Selection —
## BEGIN
I think that applies to most pets. The big difference is, it's harder to ignore something that can chew everything you own into confetti.

The biggest worry my parents had with our dogs was what to do when the novelty wears off and none of the kids are interested in doing stuff for him anymore. So to allay their fears, when I was in high school, I went to my lab's breeder. Everyday, I helped with the dogs - cleaning, feeding, bathing and playing. They're not the best trainers but as lab retrievers get very big, it was imperative they learned not to pull on a leash or jump on people. 

I did this for almost a year. I helped with two litters from separate dams. I also helped with a pitbull pup that was surrendered by a friend of theirs. When they had their third litter the following year, I was allowed to have Cedric - still the best achievement of my life after graduating from college.
## END
The problem — Copy the entire post about helping at a Labrador breeder word for word.

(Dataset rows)
## BEGIN
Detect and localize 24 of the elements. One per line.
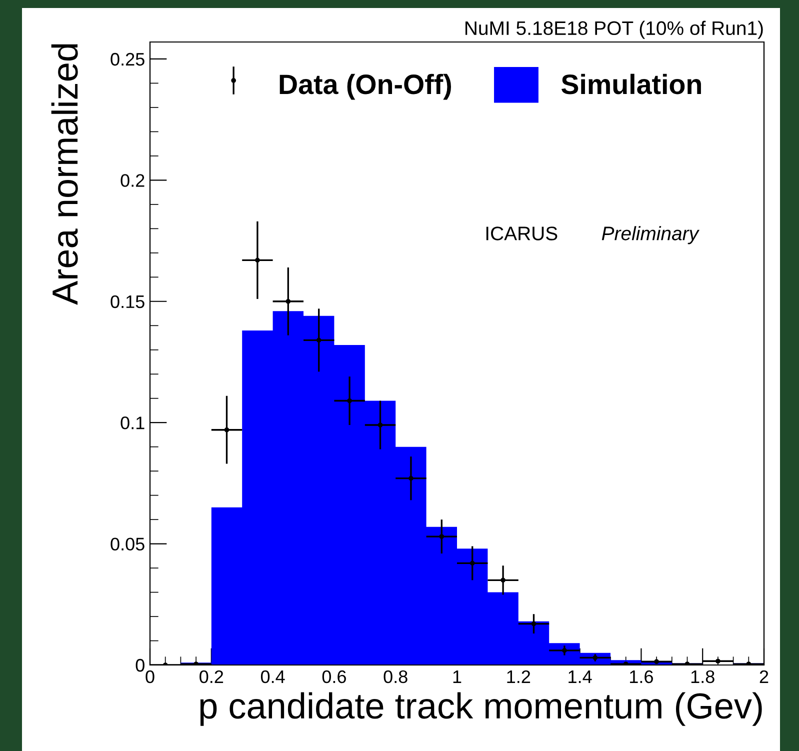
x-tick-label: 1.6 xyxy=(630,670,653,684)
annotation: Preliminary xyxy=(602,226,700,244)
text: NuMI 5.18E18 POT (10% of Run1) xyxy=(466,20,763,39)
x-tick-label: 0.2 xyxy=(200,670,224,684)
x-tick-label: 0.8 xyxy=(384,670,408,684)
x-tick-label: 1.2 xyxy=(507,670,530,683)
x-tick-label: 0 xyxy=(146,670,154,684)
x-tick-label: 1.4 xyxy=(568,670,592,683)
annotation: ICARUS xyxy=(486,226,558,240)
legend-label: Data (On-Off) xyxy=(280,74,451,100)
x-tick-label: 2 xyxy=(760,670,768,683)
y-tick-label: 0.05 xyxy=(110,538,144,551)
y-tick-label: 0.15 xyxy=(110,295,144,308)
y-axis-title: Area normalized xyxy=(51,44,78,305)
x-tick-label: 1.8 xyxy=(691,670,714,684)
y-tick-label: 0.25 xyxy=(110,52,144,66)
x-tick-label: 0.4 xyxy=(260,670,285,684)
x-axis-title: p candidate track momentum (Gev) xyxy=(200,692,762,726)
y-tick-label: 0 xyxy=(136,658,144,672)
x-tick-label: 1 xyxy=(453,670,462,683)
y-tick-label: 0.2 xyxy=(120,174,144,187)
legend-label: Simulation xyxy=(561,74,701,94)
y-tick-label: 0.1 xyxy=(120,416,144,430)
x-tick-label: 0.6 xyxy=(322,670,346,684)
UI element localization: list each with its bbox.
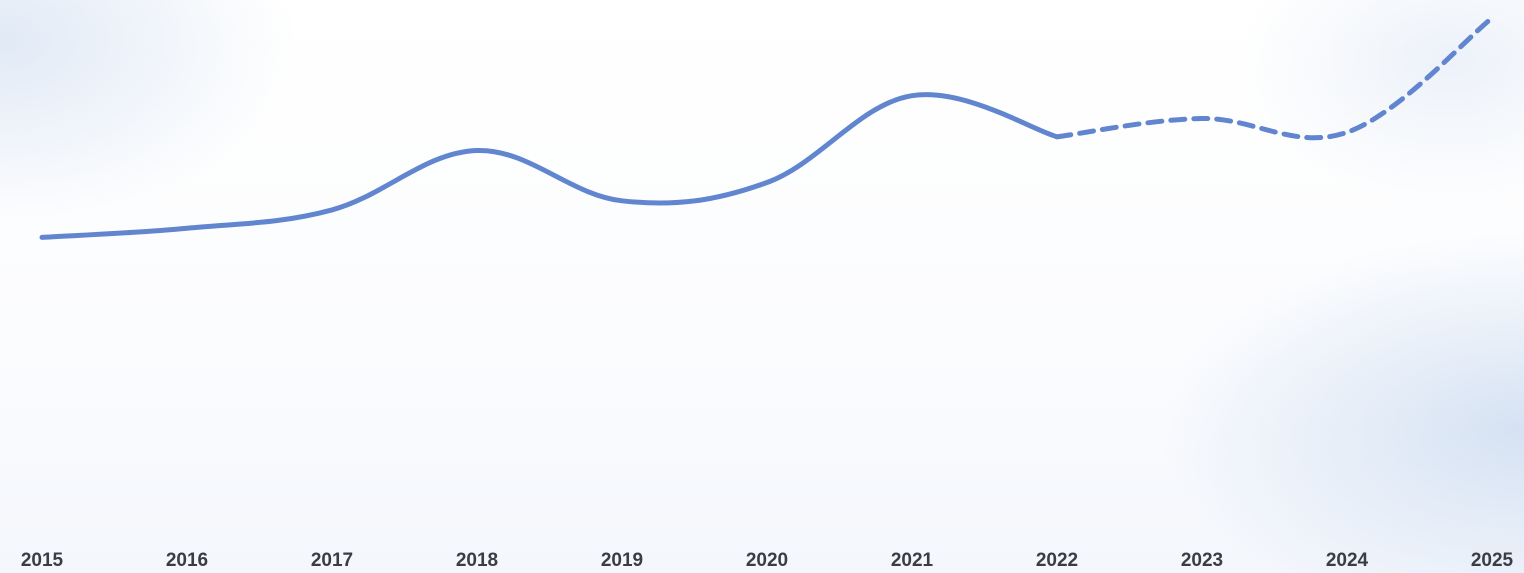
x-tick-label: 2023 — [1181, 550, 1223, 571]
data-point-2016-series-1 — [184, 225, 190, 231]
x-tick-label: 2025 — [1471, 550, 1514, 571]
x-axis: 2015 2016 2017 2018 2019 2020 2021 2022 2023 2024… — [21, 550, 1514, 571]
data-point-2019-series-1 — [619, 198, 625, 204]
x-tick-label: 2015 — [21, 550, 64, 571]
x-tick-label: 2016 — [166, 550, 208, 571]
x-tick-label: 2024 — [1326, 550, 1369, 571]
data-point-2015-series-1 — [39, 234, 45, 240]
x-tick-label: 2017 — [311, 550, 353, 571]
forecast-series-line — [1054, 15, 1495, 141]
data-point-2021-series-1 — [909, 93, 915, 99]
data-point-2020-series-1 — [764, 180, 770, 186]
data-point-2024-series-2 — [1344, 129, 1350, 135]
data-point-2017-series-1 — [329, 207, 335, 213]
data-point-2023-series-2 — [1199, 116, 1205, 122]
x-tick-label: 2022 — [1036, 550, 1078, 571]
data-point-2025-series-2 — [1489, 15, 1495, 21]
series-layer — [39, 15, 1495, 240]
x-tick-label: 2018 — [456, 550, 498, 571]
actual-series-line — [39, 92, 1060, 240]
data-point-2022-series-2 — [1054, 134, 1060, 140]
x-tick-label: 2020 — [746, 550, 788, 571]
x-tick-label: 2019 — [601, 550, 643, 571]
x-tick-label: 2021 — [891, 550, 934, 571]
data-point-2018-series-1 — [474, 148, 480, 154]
## END
Answer to the problem —
I think that applies to most pets. The big difference is, it's harder to ignore something that can chew everything you own into confetti.

The biggest worry my parents had with our dogs was what to do when the novelty wears off and none of the kids are interested in doing stuff for him anymore. So to allay their fears, when I was in high school, I went to my lab's breeder. Everyday, I helped with the dogs - cleaning, feeding, bathing and playing. They're not the best trainers but as lab retrievers get very big, it was imperative they learned not to pull on a leash or jump on people. 

I did this for almost a year. I helped with two litters from separate dams. I also helped with a pitbull pup that was surrendered by a friend of theirs. When they had their third litter the following year, I was allowed to have Cedric - still the best achievement of my life after graduating from college.